### Required work
Count how many lines hold the string "JSON". Answer with that number and nothing more.
— Begin Data records —
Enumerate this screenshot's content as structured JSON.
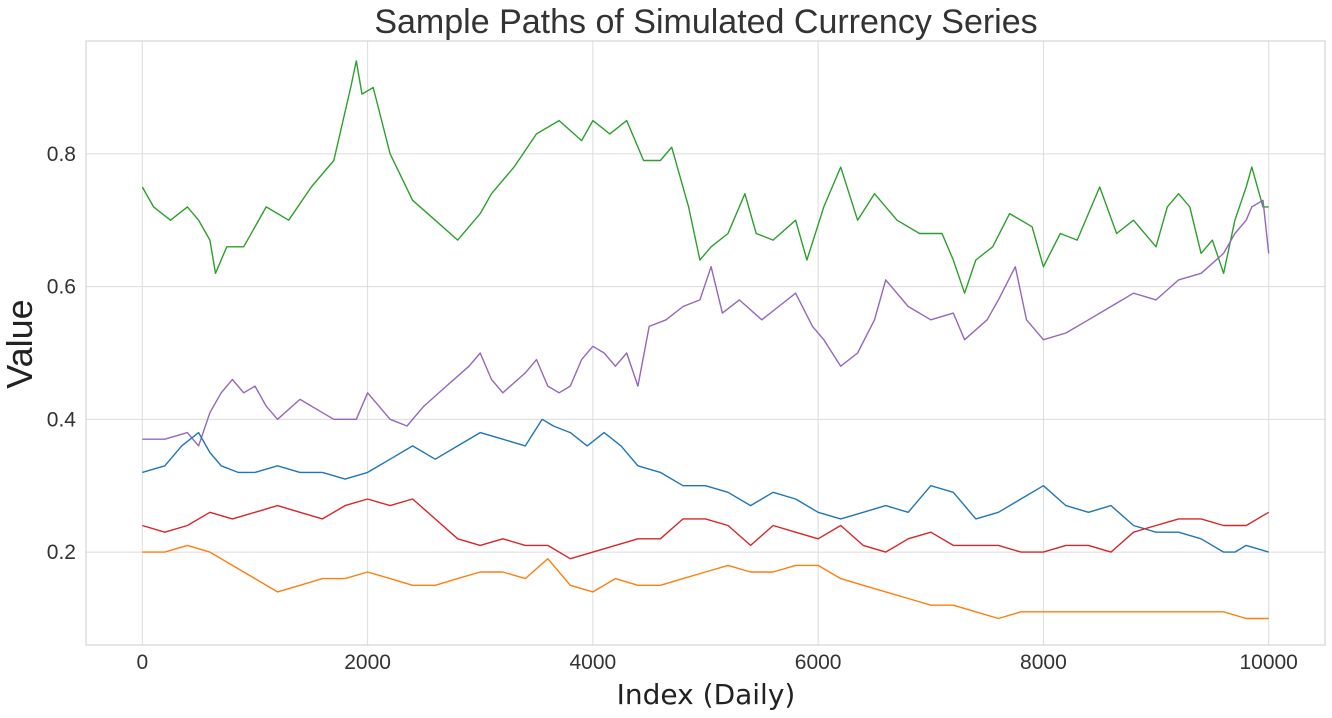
{
  "chart_data": {
    "type": "line",
    "title": "Sample Paths of Simulated Currency Series",
    "xlabel": "Index (Daily)",
    "ylabel": "Value",
    "xlim": [
      -500,
      10500
    ],
    "ylim": [
      0.06,
      0.97
    ],
    "xticks": [
      0,
      2000,
      4000,
      6000,
      8000,
      10000
    ],
    "yticks": [
      0.2,
      0.4,
      0.6,
      0.8
    ],
    "xtick_labels": [
      "0",
      "2000",
      "4000",
      "6000",
      "8000",
      "10000"
    ],
    "ytick_labels": [
      "0.2",
      "0.4",
      "0.6",
      "0.8"
    ],
    "grid": true,
    "legend": "none",
    "series": [
      {
        "color": "#2ca02c",
        "x": [
          0,
          100,
          250,
          400,
          500,
          600,
          650,
          750,
          900,
          1100,
          1300,
          1500,
          1700,
          1850,
          1900,
          1950,
          2050,
          2200,
          2400,
          2600,
          2800,
          3000,
          3100,
          3300,
          3500,
          3700,
          3900,
          4000,
          4150,
          4300,
          4450,
          4600,
          4700,
          4850,
          4950,
          5050,
          5200,
          5350,
          5450,
          5600,
          5800,
          5900,
          6050,
          6200,
          6350,
          6500,
          6700,
          6900,
          7100,
          7200,
          7300,
          7400,
          7550,
          7700,
          7900,
          8000,
          8150,
          8300,
          8500,
          8650,
          8800,
          9000,
          9100,
          9200,
          9300,
          9400,
          9500,
          9600,
          9700,
          9800,
          9850,
          9950,
          10000
        ],
        "y": [
          0.75,
          0.72,
          0.7,
          0.72,
          0.7,
          0.67,
          0.62,
          0.66,
          0.66,
          0.72,
          0.7,
          0.75,
          0.79,
          0.9,
          0.94,
          0.89,
          0.9,
          0.8,
          0.73,
          0.7,
          0.67,
          0.71,
          0.74,
          0.78,
          0.83,
          0.85,
          0.82,
          0.85,
          0.83,
          0.85,
          0.79,
          0.79,
          0.81,
          0.72,
          0.64,
          0.66,
          0.68,
          0.74,
          0.68,
          0.67,
          0.7,
          0.64,
          0.72,
          0.78,
          0.7,
          0.74,
          0.7,
          0.68,
          0.68,
          0.64,
          0.59,
          0.64,
          0.66,
          0.71,
          0.69,
          0.63,
          0.68,
          0.67,
          0.75,
          0.68,
          0.7,
          0.66,
          0.72,
          0.74,
          0.72,
          0.65,
          0.67,
          0.62,
          0.7,
          0.75,
          0.78,
          0.72,
          0.72
        ]
      },
      {
        "color": "#9467bd",
        "x": [
          0,
          200,
          400,
          500,
          600,
          700,
          800,
          900,
          1000,
          1100,
          1200,
          1400,
          1600,
          1700,
          1900,
          2000,
          2100,
          2200,
          2350,
          2500,
          2700,
          2900,
          3000,
          3100,
          3200,
          3400,
          3500,
          3600,
          3700,
          3800,
          3900,
          4000,
          4100,
          4200,
          4300,
          4400,
          4500,
          4650,
          4800,
          4950,
          5050,
          5150,
          5300,
          5500,
          5650,
          5800,
          5950,
          6050,
          6200,
          6350,
          6500,
          6600,
          6800,
          7000,
          7200,
          7300,
          7500,
          7600,
          7750,
          7850,
          8000,
          8200,
          8400,
          8600,
          8800,
          9000,
          9200,
          9400,
          9600,
          9700,
          9800,
          9850,
          9950,
          10000
        ],
        "y": [
          0.37,
          0.37,
          0.38,
          0.36,
          0.41,
          0.44,
          0.46,
          0.44,
          0.45,
          0.42,
          0.4,
          0.43,
          0.41,
          0.4,
          0.4,
          0.44,
          0.42,
          0.4,
          0.39,
          0.42,
          0.45,
          0.48,
          0.5,
          0.46,
          0.44,
          0.47,
          0.49,
          0.45,
          0.44,
          0.45,
          0.49,
          0.51,
          0.5,
          0.48,
          0.5,
          0.45,
          0.54,
          0.55,
          0.57,
          0.58,
          0.63,
          0.56,
          0.58,
          0.55,
          0.57,
          0.59,
          0.54,
          0.52,
          0.48,
          0.5,
          0.55,
          0.61,
          0.57,
          0.55,
          0.56,
          0.52,
          0.55,
          0.58,
          0.63,
          0.55,
          0.52,
          0.53,
          0.55,
          0.57,
          0.59,
          0.58,
          0.61,
          0.62,
          0.65,
          0.68,
          0.7,
          0.72,
          0.73,
          0.65
        ]
      },
      {
        "color": "#1f77b4",
        "x": [
          0,
          200,
          350,
          500,
          600,
          700,
          850,
          1000,
          1200,
          1400,
          1600,
          1800,
          2000,
          2200,
          2400,
          2600,
          2800,
          3000,
          3200,
          3400,
          3550,
          3650,
          3800,
          3950,
          4100,
          4250,
          4400,
          4600,
          4800,
          5000,
          5200,
          5400,
          5600,
          5800,
          6000,
          6200,
          6400,
          6600,
          6800,
          7000,
          7200,
          7400,
          7600,
          7800,
          8000,
          8200,
          8400,
          8600,
          8800,
          9000,
          9200,
          9400,
          9600,
          9700,
          9800,
          10000
        ],
        "y": [
          0.32,
          0.33,
          0.36,
          0.38,
          0.35,
          0.33,
          0.32,
          0.32,
          0.33,
          0.32,
          0.32,
          0.31,
          0.32,
          0.34,
          0.36,
          0.34,
          0.36,
          0.38,
          0.37,
          0.36,
          0.4,
          0.39,
          0.38,
          0.36,
          0.38,
          0.36,
          0.33,
          0.32,
          0.3,
          0.3,
          0.29,
          0.27,
          0.29,
          0.28,
          0.26,
          0.25,
          0.26,
          0.27,
          0.26,
          0.3,
          0.29,
          0.25,
          0.26,
          0.28,
          0.3,
          0.27,
          0.26,
          0.27,
          0.24,
          0.23,
          0.23,
          0.22,
          0.2,
          0.2,
          0.21,
          0.2
        ]
      },
      {
        "color": "#d62728",
        "x": [
          0,
          200,
          400,
          600,
          800,
          1000,
          1200,
          1400,
          1600,
          1800,
          2000,
          2200,
          2400,
          2600,
          2800,
          3000,
          3200,
          3400,
          3600,
          3800,
          4000,
          4200,
          4400,
          4600,
          4800,
          5000,
          5200,
          5400,
          5600,
          5800,
          6000,
          6200,
          6400,
          6600,
          6800,
          7000,
          7200,
          7400,
          7600,
          7800,
          8000,
          8200,
          8400,
          8600,
          8800,
          9000,
          9200,
          9400,
          9600,
          9800,
          10000
        ],
        "y": [
          0.24,
          0.23,
          0.24,
          0.26,
          0.25,
          0.26,
          0.27,
          0.26,
          0.25,
          0.27,
          0.28,
          0.27,
          0.28,
          0.25,
          0.22,
          0.21,
          0.22,
          0.21,
          0.21,
          0.19,
          0.2,
          0.21,
          0.22,
          0.22,
          0.25,
          0.25,
          0.24,
          0.21,
          0.24,
          0.23,
          0.22,
          0.24,
          0.21,
          0.2,
          0.22,
          0.23,
          0.21,
          0.21,
          0.21,
          0.2,
          0.2,
          0.21,
          0.21,
          0.2,
          0.23,
          0.24,
          0.25,
          0.25,
          0.24,
          0.24,
          0.26
        ]
      },
      {
        "color": "#ff7f0e",
        "x": [
          0,
          200,
          400,
          600,
          800,
          1000,
          1200,
          1400,
          1600,
          1800,
          2000,
          2200,
          2400,
          2600,
          2800,
          3000,
          3200,
          3400,
          3600,
          3800,
          4000,
          4200,
          4400,
          4600,
          4800,
          5000,
          5200,
          5400,
          5600,
          5800,
          6000,
          6200,
          6400,
          6600,
          6800,
          7000,
          7200,
          7400,
          7600,
          7800,
          8000,
          8200,
          8400,
          8600,
          8800,
          9000,
          9200,
          9400,
          9600,
          9800,
          10000
        ],
        "y": [
          0.2,
          0.2,
          0.21,
          0.2,
          0.18,
          0.16,
          0.14,
          0.15,
          0.16,
          0.16,
          0.17,
          0.16,
          0.15,
          0.15,
          0.16,
          0.17,
          0.17,
          0.16,
          0.19,
          0.15,
          0.14,
          0.16,
          0.15,
          0.15,
          0.16,
          0.17,
          0.18,
          0.17,
          0.17,
          0.18,
          0.18,
          0.16,
          0.15,
          0.14,
          0.13,
          0.12,
          0.12,
          0.11,
          0.1,
          0.11,
          0.11,
          0.11,
          0.11,
          0.11,
          0.11,
          0.11,
          0.11,
          0.11,
          0.11,
          0.1,
          0.1
        ]
      }
    ]
  }
}
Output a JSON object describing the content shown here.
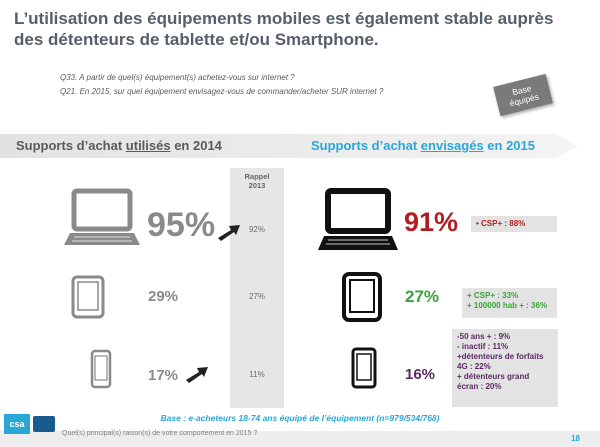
— End Data records —
### Result
2